[Collected data]
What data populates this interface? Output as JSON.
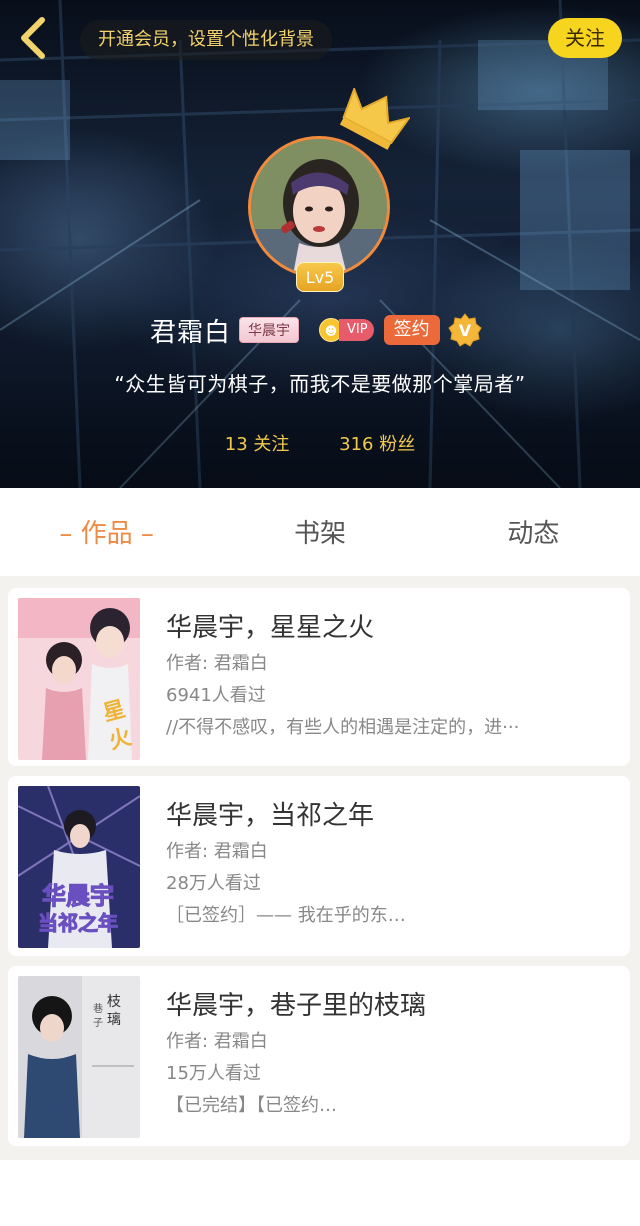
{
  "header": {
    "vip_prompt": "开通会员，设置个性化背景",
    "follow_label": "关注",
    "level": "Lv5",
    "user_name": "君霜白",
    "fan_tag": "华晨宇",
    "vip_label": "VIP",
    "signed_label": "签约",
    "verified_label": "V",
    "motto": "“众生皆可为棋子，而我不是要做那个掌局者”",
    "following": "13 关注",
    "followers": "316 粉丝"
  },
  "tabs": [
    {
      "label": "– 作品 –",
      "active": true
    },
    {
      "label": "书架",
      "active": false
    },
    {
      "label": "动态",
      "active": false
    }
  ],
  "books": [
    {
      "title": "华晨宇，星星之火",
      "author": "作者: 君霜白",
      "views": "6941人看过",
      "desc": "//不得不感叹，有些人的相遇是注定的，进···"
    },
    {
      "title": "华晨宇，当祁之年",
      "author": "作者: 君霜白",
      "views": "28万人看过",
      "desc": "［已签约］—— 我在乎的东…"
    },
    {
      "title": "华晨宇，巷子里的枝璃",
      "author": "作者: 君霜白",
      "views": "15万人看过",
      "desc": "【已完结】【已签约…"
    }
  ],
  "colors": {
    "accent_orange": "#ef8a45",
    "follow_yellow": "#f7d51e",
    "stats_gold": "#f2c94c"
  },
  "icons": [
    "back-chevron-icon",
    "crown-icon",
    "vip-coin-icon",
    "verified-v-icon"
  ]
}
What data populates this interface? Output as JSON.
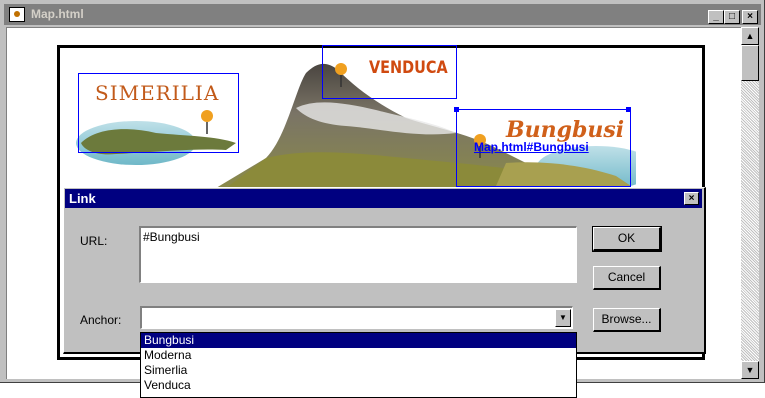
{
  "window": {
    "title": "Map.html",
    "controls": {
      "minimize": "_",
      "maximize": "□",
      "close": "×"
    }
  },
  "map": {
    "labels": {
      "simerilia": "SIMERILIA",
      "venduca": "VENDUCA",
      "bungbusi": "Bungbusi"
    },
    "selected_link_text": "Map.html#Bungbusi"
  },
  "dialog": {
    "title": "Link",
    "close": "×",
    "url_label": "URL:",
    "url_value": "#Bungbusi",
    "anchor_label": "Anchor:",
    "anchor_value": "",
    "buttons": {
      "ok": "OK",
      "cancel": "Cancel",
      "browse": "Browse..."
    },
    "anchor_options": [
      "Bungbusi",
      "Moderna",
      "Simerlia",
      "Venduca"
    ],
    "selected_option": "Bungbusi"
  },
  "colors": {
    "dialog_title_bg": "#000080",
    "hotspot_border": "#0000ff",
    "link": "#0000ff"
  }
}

The exercise ::
The records above are to be reproduced exactly; the pictures are to be left out.

Answer to this exercise ::
What data populates this interface? Output as JSON.
{
  "header": {
    "vip_prompt": "开通会员，设置个性化背景",
    "follow_label": "关注",
    "level": "Lv5",
    "user_name": "君霜白",
    "fan_tag": "华晨宇",
    "vip_label": "VIP",
    "signed_label": "签约",
    "verified_label": "V",
    "motto": "“众生皆可为棋子，而我不是要做那个掌局者”",
    "following": "13 关注",
    "followers": "316 粉丝"
  },
  "tabs": [
    {
      "label": "– 作品 –",
      "active": true
    },
    {
      "label": "书架",
      "active": false
    },
    {
      "label": "动态",
      "active": false
    }
  ],
  "books": [
    {
      "title": "华晨宇，星星之火",
      "author": "作者: 君霜白",
      "views": "6941人看过",
      "desc": "//不得不感叹，有些人的相遇是注定的，进···"
    },
    {
      "title": "华晨宇，当祁之年",
      "author": "作者: 君霜白",
      "views": "28万人看过",
      "desc": "［已签约］—— 我在乎的东…"
    },
    {
      "title": "华晨宇，巷子里的枝璃",
      "author": "作者: 君霜白",
      "views": "15万人看过",
      "desc": "【已完结】【已签约…"
    }
  ],
  "colors": {
    "accent_orange": "#ef8a45",
    "follow_yellow": "#f7d51e",
    "stats_gold": "#f2c94c"
  },
  "icons": [
    "back-chevron-icon",
    "crown-icon",
    "vip-coin-icon",
    "verified-v-icon"
  ]
}
What data populates this interface? Output as JSON.
{
  "window": {
    "title": "Map.html",
    "controls": {
      "minimize": "_",
      "maximize": "□",
      "close": "×"
    }
  },
  "map": {
    "labels": {
      "simerilia": "SIMERILIA",
      "venduca": "VENDUCA",
      "bungbusi": "Bungbusi"
    },
    "selected_link_text": "Map.html#Bungbusi"
  },
  "dialog": {
    "title": "Link",
    "close": "×",
    "url_label": "URL:",
    "url_value": "#Bungbusi",
    "anchor_label": "Anchor:",
    "anchor_value": "",
    "buttons": {
      "ok": "OK",
      "cancel": "Cancel",
      "browse": "Browse..."
    },
    "anchor_options": [
      "Bungbusi",
      "Moderna",
      "Simerlia",
      "Venduca"
    ],
    "selected_option": "Bungbusi"
  },
  "colors": {
    "dialog_title_bg": "#000080",
    "hotspot_border": "#0000ff",
    "link": "#0000ff"
  }
}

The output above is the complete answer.